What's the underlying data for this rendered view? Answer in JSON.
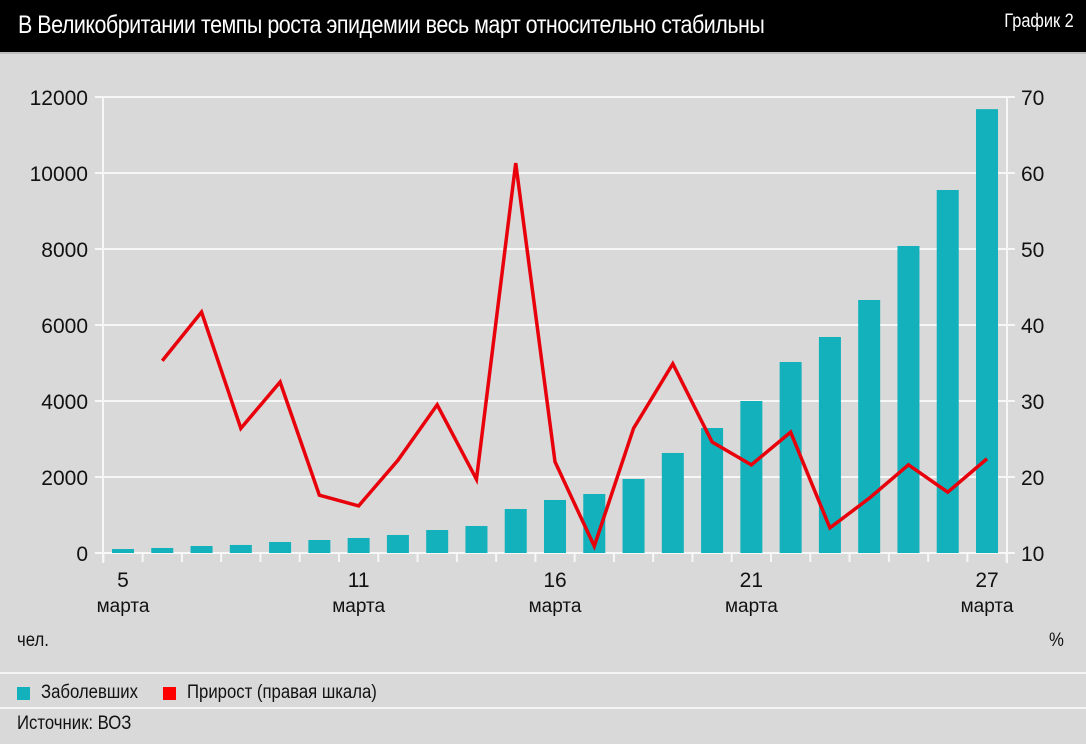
{
  "header": {
    "title": "В Великобритании темпы роста эпидемии весь март относительно стабильны",
    "chart_number": "График 2"
  },
  "units": {
    "left": "чел.",
    "right": "%"
  },
  "legend": [
    {
      "label": "Заболевших",
      "color": "#13b1bb"
    },
    {
      "label": "Прирост (правая шкала)",
      "color": "#e8000b"
    }
  ],
  "source": "Источник: ВОЗ",
  "chart_data": {
    "type": "bar",
    "title": "В Великобритании темпы роста эпидемии весь март относительно стабильны",
    "categories": [
      "5",
      "6",
      "7",
      "8",
      "9",
      "10",
      "11",
      "12",
      "13",
      "14",
      "15",
      "16",
      "17",
      "18",
      "19",
      "20",
      "21",
      "22",
      "23",
      "24",
      "25",
      "26",
      "27"
    ],
    "x_tick_labels": [
      {
        "index": 0,
        "day": "5",
        "month": "марта"
      },
      {
        "index": 6,
        "day": "11",
        "month": "марта"
      },
      {
        "index": 11,
        "day": "16",
        "month": "марта"
      },
      {
        "index": 16,
        "day": "21",
        "month": "марта"
      },
      {
        "index": 22,
        "day": "27",
        "month": "марта"
      }
    ],
    "series": [
      {
        "name": "Заболевших",
        "type": "bar",
        "axis": "left",
        "color": "#13b1bb",
        "values": [
          105,
          132,
          184,
          211,
          289,
          342,
          395,
          474,
          605,
          711,
          1158,
          1395,
          1553,
          1947,
          2632,
          3289,
          4000,
          5026,
          5684,
          6658,
          8079,
          9553,
          11680
        ]
      },
      {
        "name": "Прирост (правая шкала)",
        "type": "line",
        "axis": "right",
        "color": "#e8000b",
        "values": [
          null,
          35.3,
          41.7,
          26.4,
          32.5,
          17.6,
          16.2,
          22.2,
          29.5,
          19.7,
          61.3,
          22.0,
          10.9,
          26.4,
          34.9,
          24.6,
          21.6,
          25.9,
          13.3,
          17.2,
          21.6,
          18.0,
          22.4
        ]
      }
    ],
    "left_axis": {
      "label": "чел.",
      "ylim": [
        0,
        12000
      ],
      "ticks": [
        0,
        2000,
        4000,
        6000,
        8000,
        10000,
        12000
      ]
    },
    "right_axis": {
      "label": "%",
      "ylim": [
        10,
        70
      ],
      "ticks": [
        10,
        20,
        30,
        40,
        50,
        60,
        70
      ]
    },
    "grid": true,
    "legend_position": "bottom-left"
  }
}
________________
◆ REQUEST ◆
Copy every line of the records above that contains "Прирост".

◆ WRITTEN ANSWER ◆
      "label": "Прирост (правая шкала)",
        "name": "Прирост (правая шкала)",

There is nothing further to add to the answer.